■ WHAT YOU ARE ASKED TO DO: Each record below should appear again exactly as written.

■ DATA TO USE:

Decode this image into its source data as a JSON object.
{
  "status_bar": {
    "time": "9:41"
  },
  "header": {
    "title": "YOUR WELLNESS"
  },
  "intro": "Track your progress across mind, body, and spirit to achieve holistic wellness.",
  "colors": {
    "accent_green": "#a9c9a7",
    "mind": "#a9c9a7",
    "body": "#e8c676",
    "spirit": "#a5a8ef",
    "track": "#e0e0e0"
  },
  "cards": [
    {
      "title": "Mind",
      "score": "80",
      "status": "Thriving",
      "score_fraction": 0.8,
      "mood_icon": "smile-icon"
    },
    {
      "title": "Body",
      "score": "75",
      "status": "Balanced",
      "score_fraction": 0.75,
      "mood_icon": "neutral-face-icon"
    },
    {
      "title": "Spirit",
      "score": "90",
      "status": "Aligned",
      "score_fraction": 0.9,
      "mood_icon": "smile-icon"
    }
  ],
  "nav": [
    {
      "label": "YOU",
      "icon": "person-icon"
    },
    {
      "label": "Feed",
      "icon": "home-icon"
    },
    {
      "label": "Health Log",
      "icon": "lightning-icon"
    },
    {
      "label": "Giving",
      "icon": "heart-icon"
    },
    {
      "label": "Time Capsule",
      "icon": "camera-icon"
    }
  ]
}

■ OUTPUT FOR THIS EXERCISE:
Decode this image into its source data as a JSON object.
{
  "status_bar": {
    "time": "9:41"
  },
  "header": {
    "title": "YOUR WELLNESS"
  },
  "intro": "Track your progress across mind, body, and spirit to achieve holistic wellness.",
  "colors": {
    "accent_green": "#a9c9a7",
    "mind": "#a9c9a7",
    "body": "#e8c676",
    "spirit": "#a5a8ef",
    "track": "#e0e0e0"
  },
  "cards": [
    {
      "title": "Mind",
      "score": "80",
      "status": "Thriving",
      "score_fraction": 0.8,
      "mood_icon": "smile-icon"
    },
    {
      "title": "Body",
      "score": "75",
      "status": "Balanced",
      "score_fraction": 0.75,
      "mood_icon": "neutral-face-icon"
    },
    {
      "title": "Spirit",
      "score": "90",
      "status": "Aligned",
      "score_fraction": 0.9,
      "mood_icon": "smile-icon"
    }
  ],
  "nav": [
    {
      "label": "YOU",
      "icon": "person-icon"
    },
    {
      "label": "Feed",
      "icon": "home-icon"
    },
    {
      "label": "Health Log",
      "icon": "lightning-icon"
    },
    {
      "label": "Giving",
      "icon": "heart-icon"
    },
    {
      "label": "Time Capsule",
      "icon": "camera-icon"
    }
  ]
}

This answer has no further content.